## Stored entries

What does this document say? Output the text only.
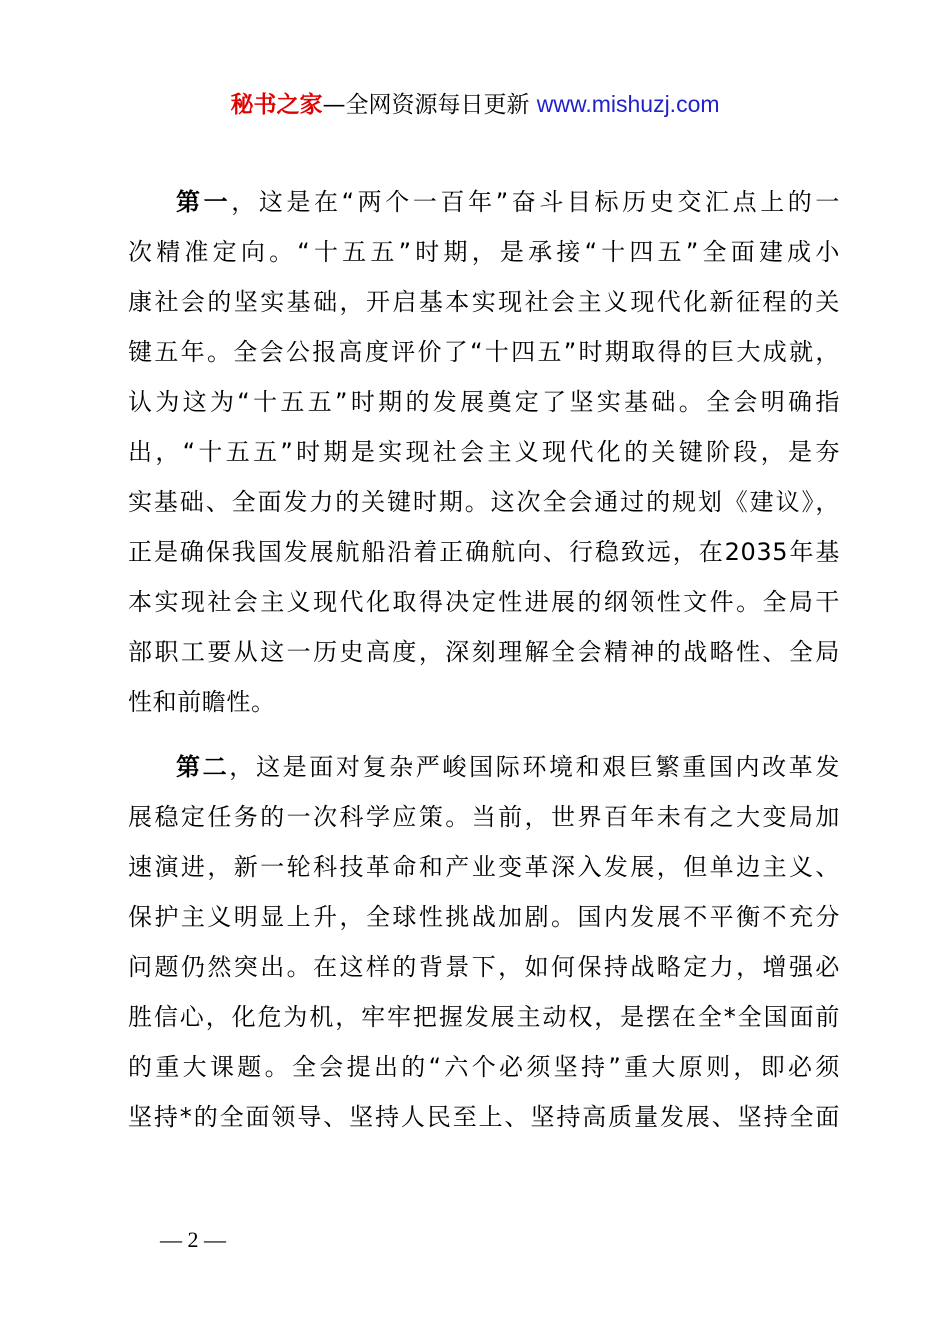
秘书之家—全网资源每日更新 www.mishuzj.com
第一，这是在“两个一百年”奋斗目标历史交汇点上的一
次精准定向。“十五五”时期，是承接“十四五”全面建成小
康社会的坚实基础，开启基本实现社会主义现代化新征程的关
键五年。全会公报高度评价了“十四五”时期取得的巨大成就，
认为这为“十五五”时期的发展奠定了坚实基础。全会明确指
出，“十五五”时期是实现社会主义现代化的关键阶段，是夯
实基础、全面发力的关键时期。这次全会通过的规划《建议》，
正是确保我国发展航船沿着正确航向、行稳致远，在2035年基
本实现社会主义现代化取得决定性进展的纲领性文件。全局干
部职工要从这一历史高度，深刻理解全会精神的战略性、全局
性和前瞻性。
第二，这是面对复杂严峻国际环境和艰巨繁重国内改革发
展稳定任务的一次科学应策。当前，世界百年未有之大变局加
速演进，新一轮科技革命和产业变革深入发展，但单边主义、
保护主义明显上升，全球性挑战加剧。国内发展不平衡不充分
问题仍然突出。在这样的背景下，如何保持战略定力，增强必
胜信心，化危为机，牢牢把握发展主动权，是摆在全*全国面前
的重大课题。全会提出的“六个必须坚持”重大原则，即必须
坚持*的全面领导、坚持人民至上、坚持高质量发展、坚持全面
— 2 —
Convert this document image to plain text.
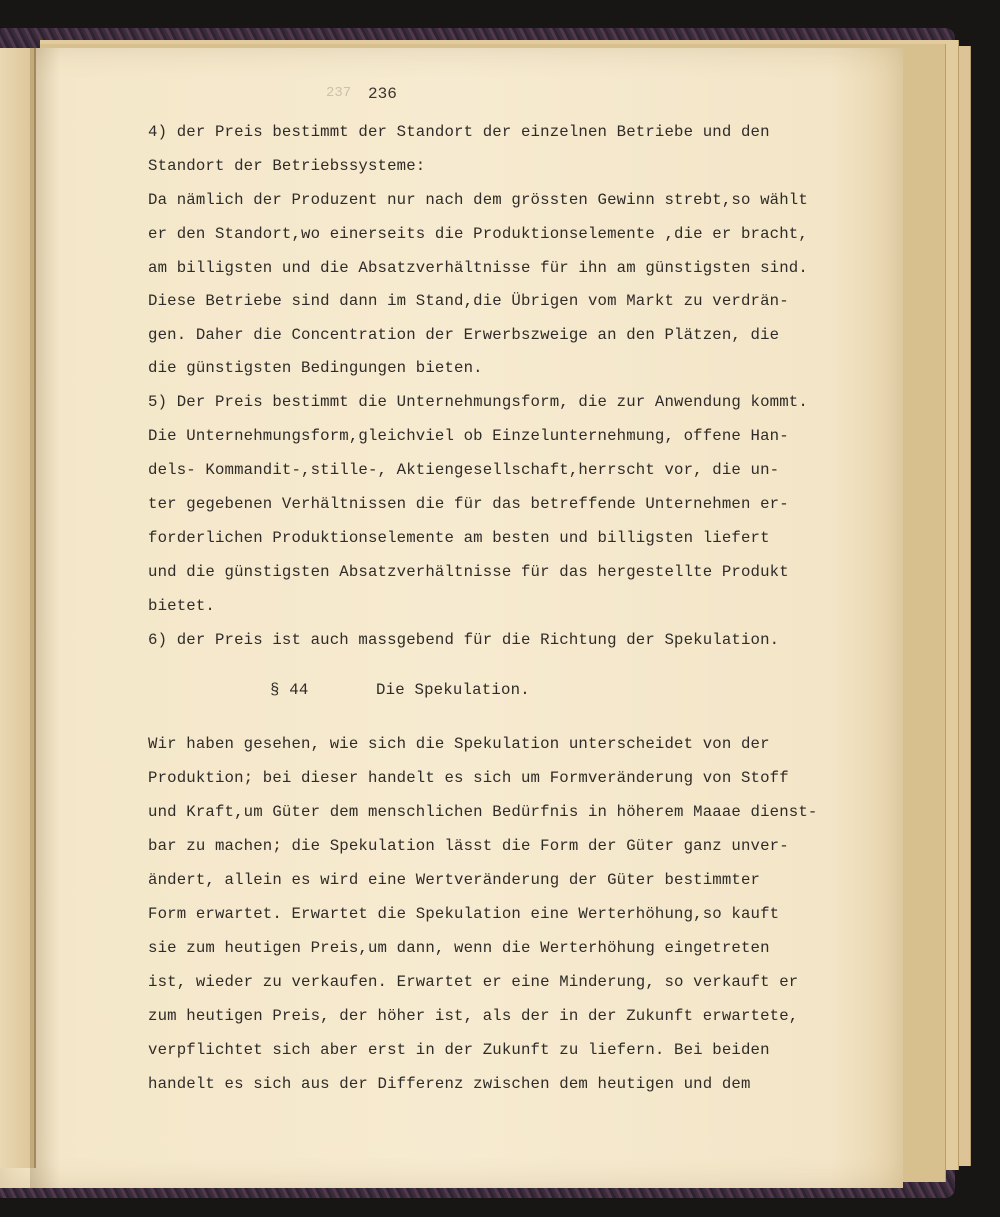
237 236
4) der Preis bestimmt der Standort der einzelnen Betriebe und den
Standort der Betriebssysteme:
Da nämlich der Produzent nur nach dem grössten Gewinn strebt,so wählt
er den Standort,wo einerseits die Produktionselemente ,die er bracht,
am billigsten und die Absatzverhältnisse für ihn am günstigsten sind.
Diese Betriebe sind dann im Stand,die Übrigen vom Markt zu verdrän-
gen. Daher die Concentration der Erwerbszweige an den Plätzen, die
die günstigsten Bedingungen bieten.
5) Der Preis bestimmt die Unternehmungsform, die zur Anwendung kommt.
Die Unternehmungsform,gleichviel ob Einzelunternehmung, offene Han-
dels- Kommandit-,stille-, Aktiengesellschaft,herrscht vor, die un-
ter gegebenen Verhältnissen die für das betreffende Unternehmen er-
forderlichen Produktionselemente am besten und billigsten liefert
und die günstigsten Absatzverhältnisse für das hergestellte Produkt
bietet.
6) der Preis ist auch massgebend für die Richtung der Spekulation.
§ 44	Die Spekulation.
Wir haben gesehen, wie sich die Spekulation unterscheidet von der
Produktion; bei dieser handelt es sich um Formveränderung von Stoff
und Kraft,um Güter dem menschlichen Bedürfnis in höherem Maaae dienst-
bar zu machen; die Spekulation lässt die Form der Güter ganz unver-
ändert, allein es wird eine Wertveränderung der Güter bestimmter
Form erwartet. Erwartet die Spekulation eine Werterhöhung,so kauft
sie zum heutigen Preis,um dann, wenn die Werterhöhung eingetreten
ist, wieder zu verkaufen. Erwartet er eine Minderung, so verkauft er
zum heutigen Preis, der höher ist, als der in der Zukunft erwartete,
verpflichtet sich aber erst in der Zukunft zu liefern. Bei beiden
handelt es sich aus der Differenz zwischen dem heutigen und dem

## Exercise
Every line in the data above that contains "billigsten" needs to be copied.

## Complete response
am billigsten und die Absatzverhältnisse für ihn am günstigsten sind.
forderlichen Produktionselemente am besten und billigsten liefert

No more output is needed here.